WHAT TO WORK ON
Please print every record below exactly as it appears.

GIVEN DATA
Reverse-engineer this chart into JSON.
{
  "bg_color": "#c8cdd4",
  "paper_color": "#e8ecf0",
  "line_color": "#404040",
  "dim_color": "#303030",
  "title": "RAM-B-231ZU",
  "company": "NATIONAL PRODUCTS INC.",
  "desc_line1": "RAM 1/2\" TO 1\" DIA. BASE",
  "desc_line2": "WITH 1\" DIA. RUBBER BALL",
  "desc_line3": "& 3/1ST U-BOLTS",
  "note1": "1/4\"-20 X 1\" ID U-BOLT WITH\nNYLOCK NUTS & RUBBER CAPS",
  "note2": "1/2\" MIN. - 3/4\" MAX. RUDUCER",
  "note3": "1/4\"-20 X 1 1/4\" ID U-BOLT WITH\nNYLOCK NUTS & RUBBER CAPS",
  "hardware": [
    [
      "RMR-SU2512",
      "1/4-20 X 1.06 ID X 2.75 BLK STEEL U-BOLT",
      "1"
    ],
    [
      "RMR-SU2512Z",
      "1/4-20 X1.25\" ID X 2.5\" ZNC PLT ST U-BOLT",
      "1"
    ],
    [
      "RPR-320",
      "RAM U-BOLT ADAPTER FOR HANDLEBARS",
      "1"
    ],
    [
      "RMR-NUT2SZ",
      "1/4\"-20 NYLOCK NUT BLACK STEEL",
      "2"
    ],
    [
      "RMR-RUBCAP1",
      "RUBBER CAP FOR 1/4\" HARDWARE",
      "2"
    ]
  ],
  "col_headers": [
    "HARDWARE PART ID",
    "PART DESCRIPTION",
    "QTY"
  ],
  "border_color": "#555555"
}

OUTPUT OF THE EXERCISE
Reverse-engineer this chart into JSON.
{
  "bg_color": "#c8cdd4",
  "paper_color": "#e8ecf0",
  "line_color": "#404040",
  "dim_color": "#303030",
  "title": "RAM-B-231ZU",
  "company": "NATIONAL PRODUCTS INC.",
  "desc_line1": "RAM 1/2\" TO 1\" DIA. BASE",
  "desc_line2": "WITH 1\" DIA. RUBBER BALL",
  "desc_line3": "& 3/1ST U-BOLTS",
  "note1": "1/4\"-20 X 1\" ID U-BOLT WITH\nNYLOCK NUTS & RUBBER CAPS",
  "note2": "1/2\" MIN. - 3/4\" MAX. RUDUCER",
  "note3": "1/4\"-20 X 1 1/4\" ID U-BOLT WITH\nNYLOCK NUTS & RUBBER CAPS",
  "hardware": [
    [
      "RMR-SU2512",
      "1/4-20 X 1.06 ID X 2.75 BLK STEEL U-BOLT",
      "1"
    ],
    [
      "RMR-SU2512Z",
      "1/4-20 X1.25\" ID X 2.5\" ZNC PLT ST U-BOLT",
      "1"
    ],
    [
      "RPR-320",
      "RAM U-BOLT ADAPTER FOR HANDLEBARS",
      "1"
    ],
    [
      "RMR-NUT2SZ",
      "1/4\"-20 NYLOCK NUT BLACK STEEL",
      "2"
    ],
    [
      "RMR-RUBCAP1",
      "RUBBER CAP FOR 1/4\" HARDWARE",
      "2"
    ]
  ],
  "col_headers": [
    "HARDWARE PART ID",
    "PART DESCRIPTION",
    "QTY"
  ],
  "border_color": "#555555"
}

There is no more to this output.